▶ **Request**
Quote the listing below in its entirety.

+ + + + + + +

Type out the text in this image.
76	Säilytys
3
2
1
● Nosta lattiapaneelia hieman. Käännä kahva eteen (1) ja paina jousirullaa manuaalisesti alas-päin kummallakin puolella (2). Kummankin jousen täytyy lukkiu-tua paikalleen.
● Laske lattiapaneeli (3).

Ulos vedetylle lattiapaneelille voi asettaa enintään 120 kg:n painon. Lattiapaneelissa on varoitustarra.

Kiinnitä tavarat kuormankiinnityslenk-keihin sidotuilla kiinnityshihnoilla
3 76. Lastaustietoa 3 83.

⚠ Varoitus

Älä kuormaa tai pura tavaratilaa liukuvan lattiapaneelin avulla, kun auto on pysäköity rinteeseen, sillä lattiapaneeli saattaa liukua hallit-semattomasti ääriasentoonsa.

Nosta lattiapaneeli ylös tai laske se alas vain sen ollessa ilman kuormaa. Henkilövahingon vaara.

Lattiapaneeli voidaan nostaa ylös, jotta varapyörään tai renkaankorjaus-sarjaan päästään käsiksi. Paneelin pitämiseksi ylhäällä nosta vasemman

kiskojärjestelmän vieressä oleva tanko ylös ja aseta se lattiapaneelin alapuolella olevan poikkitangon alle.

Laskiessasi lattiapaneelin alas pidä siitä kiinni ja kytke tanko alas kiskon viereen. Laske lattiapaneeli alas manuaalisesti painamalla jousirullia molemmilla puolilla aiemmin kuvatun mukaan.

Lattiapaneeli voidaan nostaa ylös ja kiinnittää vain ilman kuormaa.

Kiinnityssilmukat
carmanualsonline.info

+ + + + + + +

▶ **Final result**
Type out the text in this image.
76	Säilytys
3
2
1
● Nosta lattiapaneelia hieman. Käännä kahva eteen (1) ja paina jousirullaa manuaalisesti alas-päin kummallakin puolella (2). Kummankin jousen täytyy lukkiu-tua paikalleen.
● Laske lattiapaneeli (3).

Ulos vedetylle lattiapaneelille voi asettaa enintään 120 kg:n painon. Lattiapaneelissa on varoitustarra.

Kiinnitä tavarat kuormankiinnityslenk-keihin sidotuilla kiinnityshihnoilla
3 76. Lastaustietoa 3 83.

⚠ Varoitus

Älä kuormaa tai pura tavaratilaa liukuvan lattiapaneelin avulla, kun auto on pysäköity rinteeseen, sillä lattiapaneeli saattaa liukua hallit-semattomasti ääriasentoonsa.

Nosta lattiapaneeli ylös tai laske se alas vain sen ollessa ilman kuormaa. Henkilövahingon vaara.

Lattiapaneeli voidaan nostaa ylös, jotta varapyörään tai renkaankorjaus-sarjaan päästään käsiksi. Paneelin pitämiseksi ylhäällä nosta vasemman

kiskojärjestelmän vieressä oleva tanko ylös ja aseta se lattiapaneelin alapuolella olevan poikkitangon alle.

Laskiessasi lattiapaneelin alas pidä siitä kiinni ja kytke tanko alas kiskon viereen. Laske lattiapaneeli alas manuaalisesti painamalla jousirullia molemmilla puolilla aiemmin kuvatun mukaan.

Lattiapaneeli voidaan nostaa ylös ja kiinnittää vain ilman kuormaa.

Kiinnityssilmukat
carmanualsonline.info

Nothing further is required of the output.